**REQUIRED WORK:**
Below are some entries. Output each one exactly as it appears.

────────────────────────────────────────

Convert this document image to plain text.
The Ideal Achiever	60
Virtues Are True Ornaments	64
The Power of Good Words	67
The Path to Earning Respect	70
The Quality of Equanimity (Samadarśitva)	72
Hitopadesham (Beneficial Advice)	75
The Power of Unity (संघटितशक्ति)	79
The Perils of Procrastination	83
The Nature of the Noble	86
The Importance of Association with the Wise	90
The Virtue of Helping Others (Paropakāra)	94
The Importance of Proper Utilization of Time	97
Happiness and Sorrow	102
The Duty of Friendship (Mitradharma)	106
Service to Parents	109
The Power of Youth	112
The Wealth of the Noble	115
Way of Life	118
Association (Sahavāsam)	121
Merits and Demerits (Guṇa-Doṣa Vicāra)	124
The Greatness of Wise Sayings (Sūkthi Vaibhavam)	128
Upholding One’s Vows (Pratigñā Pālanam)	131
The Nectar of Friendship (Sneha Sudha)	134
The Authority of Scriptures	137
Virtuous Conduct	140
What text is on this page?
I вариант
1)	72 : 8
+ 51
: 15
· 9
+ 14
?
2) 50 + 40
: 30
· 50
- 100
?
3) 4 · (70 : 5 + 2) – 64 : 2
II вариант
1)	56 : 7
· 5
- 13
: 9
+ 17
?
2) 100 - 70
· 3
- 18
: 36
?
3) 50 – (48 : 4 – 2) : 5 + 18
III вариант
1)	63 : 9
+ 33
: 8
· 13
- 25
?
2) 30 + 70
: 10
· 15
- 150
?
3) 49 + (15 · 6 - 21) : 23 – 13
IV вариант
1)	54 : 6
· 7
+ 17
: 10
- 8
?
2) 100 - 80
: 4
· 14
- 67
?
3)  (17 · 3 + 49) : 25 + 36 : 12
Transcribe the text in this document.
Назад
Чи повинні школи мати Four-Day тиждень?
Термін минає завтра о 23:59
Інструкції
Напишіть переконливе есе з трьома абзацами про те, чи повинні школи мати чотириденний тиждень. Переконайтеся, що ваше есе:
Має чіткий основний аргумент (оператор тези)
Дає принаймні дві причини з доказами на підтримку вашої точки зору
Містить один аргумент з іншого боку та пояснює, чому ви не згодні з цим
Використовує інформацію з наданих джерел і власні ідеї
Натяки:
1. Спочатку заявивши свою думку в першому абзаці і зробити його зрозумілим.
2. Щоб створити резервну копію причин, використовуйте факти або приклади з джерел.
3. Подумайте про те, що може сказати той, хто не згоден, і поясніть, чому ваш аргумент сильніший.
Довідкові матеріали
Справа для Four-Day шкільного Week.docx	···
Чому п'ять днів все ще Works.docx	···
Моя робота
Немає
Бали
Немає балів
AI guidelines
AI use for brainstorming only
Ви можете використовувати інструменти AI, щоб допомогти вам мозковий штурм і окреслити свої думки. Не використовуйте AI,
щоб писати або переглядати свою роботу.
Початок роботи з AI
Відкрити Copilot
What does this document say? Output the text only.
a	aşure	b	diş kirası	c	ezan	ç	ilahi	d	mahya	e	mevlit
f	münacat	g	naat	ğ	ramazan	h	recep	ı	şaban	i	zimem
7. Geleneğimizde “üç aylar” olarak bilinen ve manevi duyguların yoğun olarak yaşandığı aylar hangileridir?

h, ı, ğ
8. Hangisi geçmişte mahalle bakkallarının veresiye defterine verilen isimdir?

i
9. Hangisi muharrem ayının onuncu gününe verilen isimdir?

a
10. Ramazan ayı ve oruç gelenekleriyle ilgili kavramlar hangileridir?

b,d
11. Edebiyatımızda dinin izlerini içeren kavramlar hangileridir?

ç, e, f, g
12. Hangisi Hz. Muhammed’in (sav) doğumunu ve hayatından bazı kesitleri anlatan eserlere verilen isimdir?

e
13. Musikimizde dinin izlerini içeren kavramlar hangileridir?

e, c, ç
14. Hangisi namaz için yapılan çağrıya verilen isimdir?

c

────────────────────────────────────────

**SOLUTION TO THIS PROBLEM:**
Convert this document image to plain text.
The Ideal Achiever	60
Virtues Are True Ornaments	64
The Power of Good Words	67
The Path to Earning Respect	70
The Quality of Equanimity (Samadarśitva)	72
Hitopadesham (Beneficial Advice)	75
The Power of Unity (संघटितशक्ति)	79
The Perils of Procrastination	83
The Nature of the Noble	86
The Importance of Association with the Wise	90
The Virtue of Helping Others (Paropakāra)	94
The Importance of Proper Utilization of Time	97
Happiness and Sorrow	102
The Duty of Friendship (Mitradharma)	106
Service to Parents	109
The Power of Youth	112
The Wealth of the Noble	115
Way of Life	118
Association (Sahavāsam)	121
Merits and Demerits (Guṇa-Doṣa Vicāra)	124
The Greatness of Wise Sayings (Sūkthi Vaibhavam)	128
Upholding One’s Vows (Pratigñā Pālanam)	131
The Nectar of Friendship (Sneha Sudha)	134
The Authority of Scriptures	137
Virtuous Conduct	140
What text is on this page?
I вариант
1)	72 : 8
+ 51
: 15
· 9
+ 14
?
2) 50 + 40
: 30
· 50
- 100
?
3) 4 · (70 : 5 + 2) – 64 : 2
II вариант
1)	56 : 7
· 5
- 13
: 9
+ 17
?
2) 100 - 70
· 3
- 18
: 36
?
3) 50 – (48 : 4 – 2) : 5 + 18
III вариант
1)	63 : 9
+ 33
: 8
· 13
- 25
?
2) 30 + 70
: 10
· 15
- 150
?
3) 49 + (15 · 6 - 21) : 23 – 13
IV вариант
1)	54 : 6
· 7
+ 17
: 10
- 8
?
2) 100 - 80
: 4
· 14
- 67
?
3)  (17 · 3 + 49) : 25 + 36 : 12
Transcribe the text in this document.
Назад
Чи повинні школи мати Four-Day тиждень?
Термін минає завтра о 23:59
Інструкції
Напишіть переконливе есе з трьома абзацами про те, чи повинні школи мати чотириденний тиждень. Переконайтеся, що ваше есе:
Має чіткий основний аргумент (оператор тези)
Дає принаймні дві причини з доказами на підтримку вашої точки зору
Містить один аргумент з іншого боку та пояснює, чому ви не згодні з цим
Використовує інформацію з наданих джерел і власні ідеї
Натяки:
1. Спочатку заявивши свою думку в першому абзаці і зробити його зрозумілим.
2. Щоб створити резервну копію причин, використовуйте факти або приклади з джерел.
3. Подумайте про те, що може сказати той, хто не згоден, і поясніть, чому ваш аргумент сильніший.
Довідкові матеріали
Справа для Four-Day шкільного Week.docx	···
Чому п'ять днів все ще Works.docx	···
Моя робота
Немає
Бали
Немає балів
AI guidelines
AI use for brainstorming only
Ви можете використовувати інструменти AI, щоб допомогти вам мозковий штурм і окреслити свої думки. Не використовуйте AI,
щоб писати або переглядати свою роботу.
Початок роботи з AI
Відкрити Copilot
What does this document say? Output the text only.
a	aşure	b	diş kirası	c	ezan	ç	ilahi	d	mahya	e	mevlit
f	münacat	g	naat	ğ	ramazan	h	recep	ı	şaban	i	zimem
7. Geleneğimizde “üç aylar” olarak bilinen ve manevi duyguların yoğun olarak yaşandığı aylar hangileridir?

h, ı, ğ
8. Hangisi geçmişte mahalle bakkallarının veresiye defterine verilen isimdir?

i
9. Hangisi muharrem ayının onuncu gününe verilen isimdir?

a
10. Ramazan ayı ve oruç gelenekleriyle ilgili kavramlar hangileridir?

b,d
11. Edebiyatımızda dinin izlerini içeren kavramlar hangileridir?

ç, e, f, g
12. Hangisi Hz. Muhammed’in (sav) doğumunu ve hayatından bazı kesitleri anlatan eserlere verilen isimdir?

e
13. Musikimizde dinin izlerini içeren kavramlar hangileridir?

e, c, ç
14. Hangisi namaz için yapılan çağrıya verilen isimdir?

c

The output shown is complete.